_Task inputs_
▽

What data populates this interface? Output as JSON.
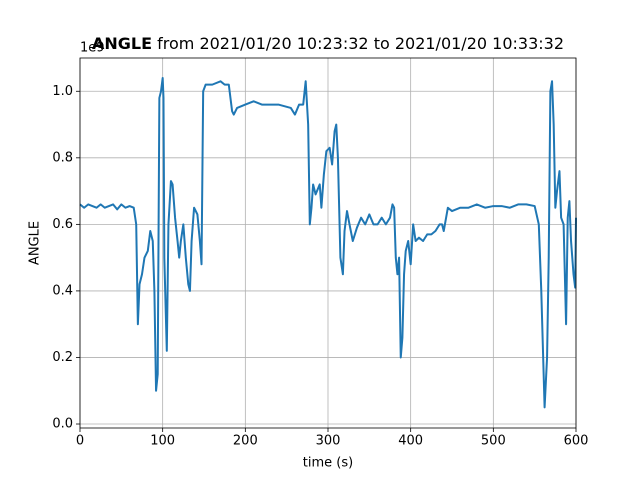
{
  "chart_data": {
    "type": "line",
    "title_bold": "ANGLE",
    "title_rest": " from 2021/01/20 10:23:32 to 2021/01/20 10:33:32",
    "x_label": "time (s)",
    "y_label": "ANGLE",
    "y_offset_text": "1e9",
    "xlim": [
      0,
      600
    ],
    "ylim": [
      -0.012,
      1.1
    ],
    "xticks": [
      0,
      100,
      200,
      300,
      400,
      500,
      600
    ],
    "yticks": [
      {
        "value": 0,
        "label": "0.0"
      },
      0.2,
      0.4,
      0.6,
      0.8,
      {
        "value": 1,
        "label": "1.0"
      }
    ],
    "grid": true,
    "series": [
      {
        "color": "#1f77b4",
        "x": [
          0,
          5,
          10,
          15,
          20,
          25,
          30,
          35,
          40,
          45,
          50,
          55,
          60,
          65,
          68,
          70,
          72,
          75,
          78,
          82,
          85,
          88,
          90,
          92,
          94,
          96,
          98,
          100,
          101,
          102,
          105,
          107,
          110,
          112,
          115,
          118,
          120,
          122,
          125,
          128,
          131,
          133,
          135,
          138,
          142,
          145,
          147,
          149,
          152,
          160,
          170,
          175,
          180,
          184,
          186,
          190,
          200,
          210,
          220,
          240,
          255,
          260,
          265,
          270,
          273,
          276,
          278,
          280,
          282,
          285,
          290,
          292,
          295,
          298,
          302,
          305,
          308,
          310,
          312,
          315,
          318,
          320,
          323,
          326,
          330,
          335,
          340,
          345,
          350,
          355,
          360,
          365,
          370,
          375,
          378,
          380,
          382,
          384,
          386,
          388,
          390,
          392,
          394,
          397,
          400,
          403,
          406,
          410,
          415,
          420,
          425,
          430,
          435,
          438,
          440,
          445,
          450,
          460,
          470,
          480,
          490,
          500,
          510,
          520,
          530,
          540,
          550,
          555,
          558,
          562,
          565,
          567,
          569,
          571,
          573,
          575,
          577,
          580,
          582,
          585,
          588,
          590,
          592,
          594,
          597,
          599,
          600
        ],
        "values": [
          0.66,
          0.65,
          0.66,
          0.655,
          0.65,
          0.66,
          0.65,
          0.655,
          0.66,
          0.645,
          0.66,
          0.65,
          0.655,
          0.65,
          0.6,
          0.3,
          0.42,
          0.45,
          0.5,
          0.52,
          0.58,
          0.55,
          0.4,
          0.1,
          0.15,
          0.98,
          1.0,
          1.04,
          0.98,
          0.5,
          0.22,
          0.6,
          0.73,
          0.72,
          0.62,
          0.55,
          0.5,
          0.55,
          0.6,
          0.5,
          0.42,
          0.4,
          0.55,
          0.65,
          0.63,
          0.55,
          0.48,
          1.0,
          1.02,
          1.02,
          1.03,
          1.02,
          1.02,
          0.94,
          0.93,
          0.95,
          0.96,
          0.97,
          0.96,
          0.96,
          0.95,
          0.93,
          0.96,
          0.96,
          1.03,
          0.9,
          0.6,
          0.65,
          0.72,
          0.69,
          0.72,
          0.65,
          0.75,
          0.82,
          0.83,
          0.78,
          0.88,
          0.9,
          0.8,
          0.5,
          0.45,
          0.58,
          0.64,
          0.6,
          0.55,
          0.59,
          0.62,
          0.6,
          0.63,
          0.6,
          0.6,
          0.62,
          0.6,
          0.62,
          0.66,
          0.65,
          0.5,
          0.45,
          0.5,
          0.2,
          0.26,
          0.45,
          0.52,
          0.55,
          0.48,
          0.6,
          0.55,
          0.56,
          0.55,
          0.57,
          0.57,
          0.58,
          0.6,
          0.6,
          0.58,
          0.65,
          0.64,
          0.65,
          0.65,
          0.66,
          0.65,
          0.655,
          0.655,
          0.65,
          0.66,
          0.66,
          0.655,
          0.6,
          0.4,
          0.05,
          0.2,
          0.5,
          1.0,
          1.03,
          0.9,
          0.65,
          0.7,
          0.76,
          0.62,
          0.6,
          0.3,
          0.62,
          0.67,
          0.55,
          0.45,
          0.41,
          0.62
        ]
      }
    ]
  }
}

△
▽

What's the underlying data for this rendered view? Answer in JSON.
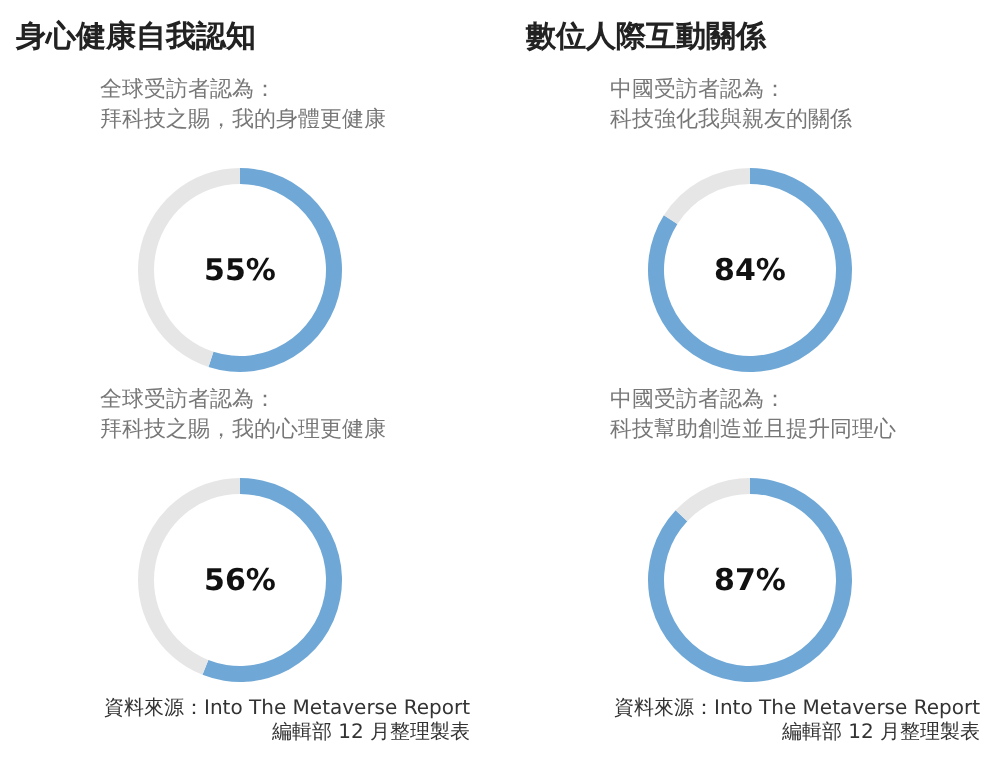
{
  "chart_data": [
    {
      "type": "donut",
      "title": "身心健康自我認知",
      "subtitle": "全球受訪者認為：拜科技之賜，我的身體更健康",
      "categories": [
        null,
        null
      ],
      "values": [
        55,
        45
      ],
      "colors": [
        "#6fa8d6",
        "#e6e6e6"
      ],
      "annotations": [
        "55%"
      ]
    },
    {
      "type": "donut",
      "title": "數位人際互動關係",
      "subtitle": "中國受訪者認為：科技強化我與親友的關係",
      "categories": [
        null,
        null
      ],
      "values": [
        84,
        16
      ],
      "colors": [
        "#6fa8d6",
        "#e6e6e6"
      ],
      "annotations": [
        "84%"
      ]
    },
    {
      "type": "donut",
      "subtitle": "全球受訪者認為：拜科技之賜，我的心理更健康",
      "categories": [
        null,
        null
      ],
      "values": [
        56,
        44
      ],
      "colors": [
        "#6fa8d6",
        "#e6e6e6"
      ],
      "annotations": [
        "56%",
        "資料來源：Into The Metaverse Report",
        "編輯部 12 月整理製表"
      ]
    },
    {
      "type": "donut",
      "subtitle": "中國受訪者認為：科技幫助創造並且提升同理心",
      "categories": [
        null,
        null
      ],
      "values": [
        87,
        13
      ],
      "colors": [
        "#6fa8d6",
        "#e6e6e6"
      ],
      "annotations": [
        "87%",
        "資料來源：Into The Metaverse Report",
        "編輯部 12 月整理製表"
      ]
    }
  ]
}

△

_Task brief_
Check each line above for the word "What" and say how many have it, with nothing else.

_The response_
2